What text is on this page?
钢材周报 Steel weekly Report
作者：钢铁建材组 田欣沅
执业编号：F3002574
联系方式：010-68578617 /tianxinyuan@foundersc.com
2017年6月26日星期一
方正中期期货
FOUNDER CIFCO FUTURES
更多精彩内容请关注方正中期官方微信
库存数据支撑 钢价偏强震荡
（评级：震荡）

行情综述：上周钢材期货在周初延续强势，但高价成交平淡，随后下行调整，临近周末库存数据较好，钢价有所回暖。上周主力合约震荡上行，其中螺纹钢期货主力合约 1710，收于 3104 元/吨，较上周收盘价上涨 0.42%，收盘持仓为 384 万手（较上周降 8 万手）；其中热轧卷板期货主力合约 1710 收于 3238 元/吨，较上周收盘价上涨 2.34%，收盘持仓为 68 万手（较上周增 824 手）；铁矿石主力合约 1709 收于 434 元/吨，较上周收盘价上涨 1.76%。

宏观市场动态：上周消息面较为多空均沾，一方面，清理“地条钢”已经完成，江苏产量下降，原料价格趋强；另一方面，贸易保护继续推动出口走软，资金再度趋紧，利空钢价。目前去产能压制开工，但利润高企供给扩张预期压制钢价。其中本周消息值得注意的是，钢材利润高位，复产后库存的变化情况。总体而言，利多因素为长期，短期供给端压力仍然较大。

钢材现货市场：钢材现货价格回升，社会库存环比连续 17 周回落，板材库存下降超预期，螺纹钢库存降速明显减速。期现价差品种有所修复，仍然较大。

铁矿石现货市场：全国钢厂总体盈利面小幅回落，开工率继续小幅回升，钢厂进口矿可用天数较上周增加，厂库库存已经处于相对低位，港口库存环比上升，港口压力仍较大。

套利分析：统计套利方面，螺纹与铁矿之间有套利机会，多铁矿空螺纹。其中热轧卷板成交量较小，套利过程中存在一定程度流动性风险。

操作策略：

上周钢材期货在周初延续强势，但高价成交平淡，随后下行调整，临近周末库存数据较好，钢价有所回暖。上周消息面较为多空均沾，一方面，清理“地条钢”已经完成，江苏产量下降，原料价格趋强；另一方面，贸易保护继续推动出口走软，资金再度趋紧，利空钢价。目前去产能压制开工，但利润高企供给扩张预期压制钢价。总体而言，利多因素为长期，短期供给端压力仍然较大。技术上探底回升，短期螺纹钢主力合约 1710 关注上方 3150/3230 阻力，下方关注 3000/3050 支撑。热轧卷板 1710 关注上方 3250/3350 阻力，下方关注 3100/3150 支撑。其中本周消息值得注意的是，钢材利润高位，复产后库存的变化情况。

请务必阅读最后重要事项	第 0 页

-------

* [EXERCISE] Collect, from the material above, every line containing the word "上周消息面较为多空均沾".

* [EXERCISE SOLUTION]
宏观市场动态：上周消息面较为多空均沾，一方面，清理“地条钢”已经完成，江苏产量下降，原料价格趋强；另一方面，贸易保护继续推动出口走软，资金再度趋紧，利空钢价。目前去产能压制开工，但利润高企供给扩张预期压制钢价。其中本周消息值得注意的是，钢材利润高位，复产后库存的变化情况。总体而言，利多因素为长期，短期供给端压力仍然较大。
上周钢材期货在周初延续强势，但高价成交平淡，随后下行调整，临近周末库存数据较好，钢价有所回暖。上周消息面较为多空均沾，一方面，清理“地条钢”已经完成，江苏产量下降，原料价格趋强；另一方面，贸易保护继续推动出口走软，资金再度趋紧，利空钢价。目前去产能压制开工，但利润高企供给扩张预期压制钢价。总体而言，利多因素为长期，短期供给端压力仍然较大。技术上探底回升，短期螺纹钢主力合约 1710 关注上方 3150/3230 阻力，下方关注 3000/3050 支撑。热轧卷板 1710 关注上方 3250/3350 阻力，下方关注 3100/3150 支撑。其中本周消息值得注意的是，钢材利润高位，复产后库存的变化情况。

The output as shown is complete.